**Short problem:** The records below must be retyped exactly.

(Stored records)

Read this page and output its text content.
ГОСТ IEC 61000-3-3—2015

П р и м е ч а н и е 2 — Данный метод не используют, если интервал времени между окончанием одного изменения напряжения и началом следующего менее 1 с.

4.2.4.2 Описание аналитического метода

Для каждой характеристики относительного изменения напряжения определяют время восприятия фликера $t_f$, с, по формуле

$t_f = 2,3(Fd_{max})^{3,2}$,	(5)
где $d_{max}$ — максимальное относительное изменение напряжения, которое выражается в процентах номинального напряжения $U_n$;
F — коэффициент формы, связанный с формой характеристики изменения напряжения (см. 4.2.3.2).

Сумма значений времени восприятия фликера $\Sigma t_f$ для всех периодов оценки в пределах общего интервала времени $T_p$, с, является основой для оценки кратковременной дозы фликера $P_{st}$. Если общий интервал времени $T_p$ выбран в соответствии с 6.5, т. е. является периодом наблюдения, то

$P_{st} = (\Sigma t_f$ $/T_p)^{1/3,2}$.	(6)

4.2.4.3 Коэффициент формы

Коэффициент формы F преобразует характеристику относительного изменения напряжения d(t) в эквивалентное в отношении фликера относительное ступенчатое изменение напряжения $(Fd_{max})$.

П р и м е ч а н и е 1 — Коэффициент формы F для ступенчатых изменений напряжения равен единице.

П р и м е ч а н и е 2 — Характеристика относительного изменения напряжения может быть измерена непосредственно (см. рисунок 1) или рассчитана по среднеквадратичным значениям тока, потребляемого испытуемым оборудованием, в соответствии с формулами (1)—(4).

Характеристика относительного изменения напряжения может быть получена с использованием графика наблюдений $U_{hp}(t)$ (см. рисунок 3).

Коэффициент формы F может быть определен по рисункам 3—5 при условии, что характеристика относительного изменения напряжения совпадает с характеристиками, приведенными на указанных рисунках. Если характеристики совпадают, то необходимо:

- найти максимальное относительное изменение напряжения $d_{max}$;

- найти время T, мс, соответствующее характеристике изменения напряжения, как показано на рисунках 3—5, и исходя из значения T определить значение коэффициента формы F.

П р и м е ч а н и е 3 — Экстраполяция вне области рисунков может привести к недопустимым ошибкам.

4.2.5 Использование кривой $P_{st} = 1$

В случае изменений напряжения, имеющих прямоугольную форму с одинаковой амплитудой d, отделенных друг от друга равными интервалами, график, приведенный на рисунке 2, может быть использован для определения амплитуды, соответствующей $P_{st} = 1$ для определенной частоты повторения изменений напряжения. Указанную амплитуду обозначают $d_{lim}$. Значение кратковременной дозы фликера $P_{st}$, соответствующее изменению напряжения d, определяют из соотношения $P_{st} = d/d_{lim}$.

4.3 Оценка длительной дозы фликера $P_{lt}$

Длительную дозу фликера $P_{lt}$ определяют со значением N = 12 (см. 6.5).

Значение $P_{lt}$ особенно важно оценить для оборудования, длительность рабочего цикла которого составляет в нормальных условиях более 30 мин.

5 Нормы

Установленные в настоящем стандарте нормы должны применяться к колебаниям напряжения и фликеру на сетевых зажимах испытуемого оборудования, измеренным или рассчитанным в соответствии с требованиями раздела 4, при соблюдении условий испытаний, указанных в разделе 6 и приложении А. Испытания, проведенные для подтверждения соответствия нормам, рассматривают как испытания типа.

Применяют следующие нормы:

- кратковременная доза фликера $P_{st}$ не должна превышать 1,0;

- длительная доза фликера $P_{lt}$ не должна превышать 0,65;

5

**Solution for this exercise:**
Read this page and output its text content.
ГОСТ IEC 61000-3-3—2015

П р и м е ч а н и е 2 — Данный метод не используют, если интервал времени между окончанием одного изменения напряжения и началом следующего менее 1 с.

4.2.4.2 Описание аналитического метода

Для каждой характеристики относительного изменения напряжения определяют время восприятия фликера $t_f$, с, по формуле

$t_f = 2,3(Fd_{max})^{3,2}$,	(5)
где $d_{max}$ — максимальное относительное изменение напряжения, которое выражается в процентах номинального напряжения $U_n$;
F — коэффициент формы, связанный с формой характеристики изменения напряжения (см. 4.2.3.2).

Сумма значений времени восприятия фликера $\Sigma t_f$ для всех периодов оценки в пределах общего интервала времени $T_p$, с, является основой для оценки кратковременной дозы фликера $P_{st}$. Если общий интервал времени $T_p$ выбран в соответствии с 6.5, т. е. является периодом наблюдения, то

$P_{st} = (\Sigma t_f$ $/T_p)^{1/3,2}$.	(6)

4.2.4.3 Коэффициент формы

Коэффициент формы F преобразует характеристику относительного изменения напряжения d(t) в эквивалентное в отношении фликера относительное ступенчатое изменение напряжения $(Fd_{max})$.

П р и м е ч а н и е 1 — Коэффициент формы F для ступенчатых изменений напряжения равен единице.

П р и м е ч а н и е 2 — Характеристика относительного изменения напряжения может быть измерена непосредственно (см. рисунок 1) или рассчитана по среднеквадратичным значениям тока, потребляемого испытуемым оборудованием, в соответствии с формулами (1)—(4).

Характеристика относительного изменения напряжения может быть получена с использованием графика наблюдений $U_{hp}(t)$ (см. рисунок 3).

Коэффициент формы F может быть определен по рисункам 3—5 при условии, что характеристика относительного изменения напряжения совпадает с характеристиками, приведенными на указанных рисунках. Если характеристики совпадают, то необходимо:

- найти максимальное относительное изменение напряжения $d_{max}$;

- найти время T, мс, соответствующее характеристике изменения напряжения, как показано на рисунках 3—5, и исходя из значения T определить значение коэффициента формы F.

П р и м е ч а н и е 3 — Экстраполяция вне области рисунков может привести к недопустимым ошибкам.

4.2.5 Использование кривой $P_{st} = 1$

В случае изменений напряжения, имеющих прямоугольную форму с одинаковой амплитудой d, отделенных друг от друга равными интервалами, график, приведенный на рисунке 2, может быть использован для определения амплитуды, соответствующей $P_{st} = 1$ для определенной частоты повторения изменений напряжения. Указанную амплитуду обозначают $d_{lim}$. Значение кратковременной дозы фликера $P_{st}$, соответствующее изменению напряжения d, определяют из соотношения $P_{st} = d/d_{lim}$.

4.3 Оценка длительной дозы фликера $P_{lt}$

Длительную дозу фликера $P_{lt}$ определяют со значением N = 12 (см. 6.5).

Значение $P_{lt}$ особенно важно оценить для оборудования, длительность рабочего цикла которого составляет в нормальных условиях более 30 мин.

5 Нормы

Установленные в настоящем стандарте нормы должны применяться к колебаниям напряжения и фликеру на сетевых зажимах испытуемого оборудования, измеренным или рассчитанным в соответствии с требованиями раздела 4, при соблюдении условий испытаний, указанных в разделе 6 и приложении А. Испытания, проведенные для подтверждения соответствия нормам, рассматривают как испытания типа.

Применяют следующие нормы:

- кратковременная доза фликера $P_{st}$ не должна превышать 1,0;

- длительная доза фликера $P_{lt}$ не должна превышать 0,65;

5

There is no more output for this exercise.